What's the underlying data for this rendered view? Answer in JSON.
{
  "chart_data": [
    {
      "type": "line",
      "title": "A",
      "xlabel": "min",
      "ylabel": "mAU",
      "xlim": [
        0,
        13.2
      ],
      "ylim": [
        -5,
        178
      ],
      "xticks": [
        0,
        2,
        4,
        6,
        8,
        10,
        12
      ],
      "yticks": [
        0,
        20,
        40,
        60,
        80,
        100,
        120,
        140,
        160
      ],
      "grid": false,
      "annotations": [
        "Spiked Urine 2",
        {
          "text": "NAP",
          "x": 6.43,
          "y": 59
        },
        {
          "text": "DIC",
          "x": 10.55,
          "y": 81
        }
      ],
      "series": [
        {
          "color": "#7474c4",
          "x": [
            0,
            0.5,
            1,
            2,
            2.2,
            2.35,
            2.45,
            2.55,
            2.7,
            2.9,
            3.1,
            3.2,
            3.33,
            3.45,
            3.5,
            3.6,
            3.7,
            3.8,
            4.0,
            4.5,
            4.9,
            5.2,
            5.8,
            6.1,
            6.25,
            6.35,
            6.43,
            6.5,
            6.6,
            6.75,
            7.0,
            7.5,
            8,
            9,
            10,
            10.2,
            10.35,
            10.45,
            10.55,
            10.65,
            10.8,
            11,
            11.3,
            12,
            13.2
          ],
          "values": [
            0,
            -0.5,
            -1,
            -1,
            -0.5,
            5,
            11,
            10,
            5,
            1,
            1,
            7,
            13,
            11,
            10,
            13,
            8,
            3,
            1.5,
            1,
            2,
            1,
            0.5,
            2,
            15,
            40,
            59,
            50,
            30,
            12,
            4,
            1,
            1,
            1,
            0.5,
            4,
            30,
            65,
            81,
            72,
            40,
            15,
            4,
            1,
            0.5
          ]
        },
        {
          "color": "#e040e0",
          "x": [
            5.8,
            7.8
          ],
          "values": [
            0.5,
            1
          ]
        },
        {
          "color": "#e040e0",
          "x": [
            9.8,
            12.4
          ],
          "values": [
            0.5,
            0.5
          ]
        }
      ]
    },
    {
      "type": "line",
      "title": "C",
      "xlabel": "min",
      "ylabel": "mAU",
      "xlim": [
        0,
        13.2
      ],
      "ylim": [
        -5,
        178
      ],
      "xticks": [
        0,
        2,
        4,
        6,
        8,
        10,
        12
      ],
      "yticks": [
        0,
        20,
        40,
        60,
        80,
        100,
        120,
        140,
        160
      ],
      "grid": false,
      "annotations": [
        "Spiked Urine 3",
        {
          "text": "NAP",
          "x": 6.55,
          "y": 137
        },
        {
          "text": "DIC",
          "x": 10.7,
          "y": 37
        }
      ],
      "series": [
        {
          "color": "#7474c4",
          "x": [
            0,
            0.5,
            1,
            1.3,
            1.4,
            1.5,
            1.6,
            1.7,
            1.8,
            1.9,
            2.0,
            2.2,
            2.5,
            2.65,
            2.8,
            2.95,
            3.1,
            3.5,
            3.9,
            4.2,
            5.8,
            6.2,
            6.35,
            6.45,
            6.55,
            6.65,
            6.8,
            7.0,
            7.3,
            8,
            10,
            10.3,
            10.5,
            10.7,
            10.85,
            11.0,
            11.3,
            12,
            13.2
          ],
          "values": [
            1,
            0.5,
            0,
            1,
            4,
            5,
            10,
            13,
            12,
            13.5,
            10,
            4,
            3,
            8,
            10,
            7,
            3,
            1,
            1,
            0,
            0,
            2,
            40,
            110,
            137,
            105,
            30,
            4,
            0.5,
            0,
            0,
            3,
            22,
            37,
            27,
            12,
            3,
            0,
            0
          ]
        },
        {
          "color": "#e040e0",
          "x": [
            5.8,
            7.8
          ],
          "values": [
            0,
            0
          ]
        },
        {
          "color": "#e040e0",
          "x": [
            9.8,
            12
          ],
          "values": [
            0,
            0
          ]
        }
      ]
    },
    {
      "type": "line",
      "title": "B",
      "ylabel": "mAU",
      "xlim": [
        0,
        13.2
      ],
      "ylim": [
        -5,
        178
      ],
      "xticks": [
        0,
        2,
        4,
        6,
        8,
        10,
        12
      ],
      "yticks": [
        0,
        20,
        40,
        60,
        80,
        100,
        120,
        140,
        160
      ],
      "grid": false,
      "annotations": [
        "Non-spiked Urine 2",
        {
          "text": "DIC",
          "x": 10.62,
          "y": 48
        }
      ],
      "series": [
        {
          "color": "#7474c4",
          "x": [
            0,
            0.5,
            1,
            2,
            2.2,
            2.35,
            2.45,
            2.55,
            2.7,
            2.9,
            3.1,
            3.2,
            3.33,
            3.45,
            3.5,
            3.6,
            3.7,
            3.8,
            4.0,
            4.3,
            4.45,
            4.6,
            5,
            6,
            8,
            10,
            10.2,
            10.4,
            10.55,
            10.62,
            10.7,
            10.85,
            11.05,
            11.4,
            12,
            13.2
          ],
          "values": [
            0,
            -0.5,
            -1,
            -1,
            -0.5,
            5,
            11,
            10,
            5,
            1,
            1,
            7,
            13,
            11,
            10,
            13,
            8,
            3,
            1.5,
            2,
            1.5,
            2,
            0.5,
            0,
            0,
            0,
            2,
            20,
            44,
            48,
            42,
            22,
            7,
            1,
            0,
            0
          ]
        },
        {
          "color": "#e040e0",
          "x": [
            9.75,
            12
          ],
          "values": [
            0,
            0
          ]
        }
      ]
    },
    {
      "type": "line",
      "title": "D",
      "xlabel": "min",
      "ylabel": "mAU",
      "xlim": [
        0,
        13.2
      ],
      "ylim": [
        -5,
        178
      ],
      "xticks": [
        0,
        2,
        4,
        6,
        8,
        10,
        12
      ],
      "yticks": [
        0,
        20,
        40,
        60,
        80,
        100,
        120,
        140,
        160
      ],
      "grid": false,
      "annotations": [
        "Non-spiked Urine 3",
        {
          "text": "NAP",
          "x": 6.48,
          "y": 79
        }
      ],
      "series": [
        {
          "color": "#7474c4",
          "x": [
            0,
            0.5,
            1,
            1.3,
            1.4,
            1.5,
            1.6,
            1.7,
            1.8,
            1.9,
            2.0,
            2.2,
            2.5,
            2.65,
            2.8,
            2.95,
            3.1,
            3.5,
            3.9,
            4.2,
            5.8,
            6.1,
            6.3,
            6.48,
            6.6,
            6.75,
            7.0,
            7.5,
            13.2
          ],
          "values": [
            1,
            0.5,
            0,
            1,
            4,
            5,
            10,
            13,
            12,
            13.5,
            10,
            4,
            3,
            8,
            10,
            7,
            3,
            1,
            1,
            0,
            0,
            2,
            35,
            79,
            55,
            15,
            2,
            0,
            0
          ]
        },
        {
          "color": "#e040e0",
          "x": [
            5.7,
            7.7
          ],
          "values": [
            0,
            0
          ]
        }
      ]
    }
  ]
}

Stated exercise: Repeat all of the entries exactly.

Response to the task:
What's the underlying data for this rendered view? Answer in JSON.
{
  "chart_data": [
    {
      "type": "line",
      "title": "A",
      "xlabel": "min",
      "ylabel": "mAU",
      "xlim": [
        0,
        13.2
      ],
      "ylim": [
        -5,
        178
      ],
      "xticks": [
        0,
        2,
        4,
        6,
        8,
        10,
        12
      ],
      "yticks": [
        0,
        20,
        40,
        60,
        80,
        100,
        120,
        140,
        160
      ],
      "grid": false,
      "annotations": [
        "Spiked Urine 2",
        {
          "text": "NAP",
          "x": 6.43,
          "y": 59
        },
        {
          "text": "DIC",
          "x": 10.55,
          "y": 81
        }
      ],
      "series": [
        {
          "color": "#7474c4",
          "x": [
            0,
            0.5,
            1,
            2,
            2.2,
            2.35,
            2.45,
            2.55,
            2.7,
            2.9,
            3.1,
            3.2,
            3.33,
            3.45,
            3.5,
            3.6,
            3.7,
            3.8,
            4.0,
            4.5,
            4.9,
            5.2,
            5.8,
            6.1,
            6.25,
            6.35,
            6.43,
            6.5,
            6.6,
            6.75,
            7.0,
            7.5,
            8,
            9,
            10,
            10.2,
            10.35,
            10.45,
            10.55,
            10.65,
            10.8,
            11,
            11.3,
            12,
            13.2
          ],
          "values": [
            0,
            -0.5,
            -1,
            -1,
            -0.5,
            5,
            11,
            10,
            5,
            1,
            1,
            7,
            13,
            11,
            10,
            13,
            8,
            3,
            1.5,
            1,
            2,
            1,
            0.5,
            2,
            15,
            40,
            59,
            50,
            30,
            12,
            4,
            1,
            1,
            1,
            0.5,
            4,
            30,
            65,
            81,
            72,
            40,
            15,
            4,
            1,
            0.5
          ]
        },
        {
          "color": "#e040e0",
          "x": [
            5.8,
            7.8
          ],
          "values": [
            0.5,
            1
          ]
        },
        {
          "color": "#e040e0",
          "x": [
            9.8,
            12.4
          ],
          "values": [
            0.5,
            0.5
          ]
        }
      ]
    },
    {
      "type": "line",
      "title": "C",
      "xlabel": "min",
      "ylabel": "mAU",
      "xlim": [
        0,
        13.2
      ],
      "ylim": [
        -5,
        178
      ],
      "xticks": [
        0,
        2,
        4,
        6,
        8,
        10,
        12
      ],
      "yticks": [
        0,
        20,
        40,
        60,
        80,
        100,
        120,
        140,
        160
      ],
      "grid": false,
      "annotations": [
        "Spiked Urine 3",
        {
          "text": "NAP",
          "x": 6.55,
          "y": 137
        },
        {
          "text": "DIC",
          "x": 10.7,
          "y": 37
        }
      ],
      "series": [
        {
          "color": "#7474c4",
          "x": [
            0,
            0.5,
            1,
            1.3,
            1.4,
            1.5,
            1.6,
            1.7,
            1.8,
            1.9,
            2.0,
            2.2,
            2.5,
            2.65,
            2.8,
            2.95,
            3.1,
            3.5,
            3.9,
            4.2,
            5.8,
            6.2,
            6.35,
            6.45,
            6.55,
            6.65,
            6.8,
            7.0,
            7.3,
            8,
            10,
            10.3,
            10.5,
            10.7,
            10.85,
            11.0,
            11.3,
            12,
            13.2
          ],
          "values": [
            1,
            0.5,
            0,
            1,
            4,
            5,
            10,
            13,
            12,
            13.5,
            10,
            4,
            3,
            8,
            10,
            7,
            3,
            1,
            1,
            0,
            0,
            2,
            40,
            110,
            137,
            105,
            30,
            4,
            0.5,
            0,
            0,
            3,
            22,
            37,
            27,
            12,
            3,
            0,
            0
          ]
        },
        {
          "color": "#e040e0",
          "x": [
            5.8,
            7.8
          ],
          "values": [
            0,
            0
          ]
        },
        {
          "color": "#e040e0",
          "x": [
            9.8,
            12
          ],
          "values": [
            0,
            0
          ]
        }
      ]
    },
    {
      "type": "line",
      "title": "B",
      "ylabel": "mAU",
      "xlim": [
        0,
        13.2
      ],
      "ylim": [
        -5,
        178
      ],
      "xticks": [
        0,
        2,
        4,
        6,
        8,
        10,
        12
      ],
      "yticks": [
        0,
        20,
        40,
        60,
        80,
        100,
        120,
        140,
        160
      ],
      "grid": false,
      "annotations": [
        "Non-spiked Urine 2",
        {
          "text": "DIC",
          "x": 10.62,
          "y": 48
        }
      ],
      "series": [
        {
          "color": "#7474c4",
          "x": [
            0,
            0.5,
            1,
            2,
            2.2,
            2.35,
            2.45,
            2.55,
            2.7,
            2.9,
            3.1,
            3.2,
            3.33,
            3.45,
            3.5,
            3.6,
            3.7,
            3.8,
            4.0,
            4.3,
            4.45,
            4.6,
            5,
            6,
            8,
            10,
            10.2,
            10.4,
            10.55,
            10.62,
            10.7,
            10.85,
            11.05,
            11.4,
            12,
            13.2
          ],
          "values": [
            0,
            -0.5,
            -1,
            -1,
            -0.5,
            5,
            11,
            10,
            5,
            1,
            1,
            7,
            13,
            11,
            10,
            13,
            8,
            3,
            1.5,
            2,
            1.5,
            2,
            0.5,
            0,
            0,
            0,
            2,
            20,
            44,
            48,
            42,
            22,
            7,
            1,
            0,
            0
          ]
        },
        {
          "color": "#e040e0",
          "x": [
            9.75,
            12
          ],
          "values": [
            0,
            0
          ]
        }
      ]
    },
    {
      "type": "line",
      "title": "D",
      "xlabel": "min",
      "ylabel": "mAU",
      "xlim": [
        0,
        13.2
      ],
      "ylim": [
        -5,
        178
      ],
      "xticks": [
        0,
        2,
        4,
        6,
        8,
        10,
        12
      ],
      "yticks": [
        0,
        20,
        40,
        60,
        80,
        100,
        120,
        140,
        160
      ],
      "grid": false,
      "annotations": [
        "Non-spiked Urine 3",
        {
          "text": "NAP",
          "x": 6.48,
          "y": 79
        }
      ],
      "series": [
        {
          "color": "#7474c4",
          "x": [
            0,
            0.5,
            1,
            1.3,
            1.4,
            1.5,
            1.6,
            1.7,
            1.8,
            1.9,
            2.0,
            2.2,
            2.5,
            2.65,
            2.8,
            2.95,
            3.1,
            3.5,
            3.9,
            4.2,
            5.8,
            6.1,
            6.3,
            6.48,
            6.6,
            6.75,
            7.0,
            7.5,
            13.2
          ],
          "values": [
            1,
            0.5,
            0,
            1,
            4,
            5,
            10,
            13,
            12,
            13.5,
            10,
            4,
            3,
            8,
            10,
            7,
            3,
            1,
            1,
            0,
            0,
            2,
            35,
            79,
            55,
            15,
            2,
            0,
            0
          ]
        },
        {
          "color": "#e040e0",
          "x": [
            5.7,
            7.7
          ],
          "values": [
            0,
            0
          ]
        }
      ]
    }
  ]
}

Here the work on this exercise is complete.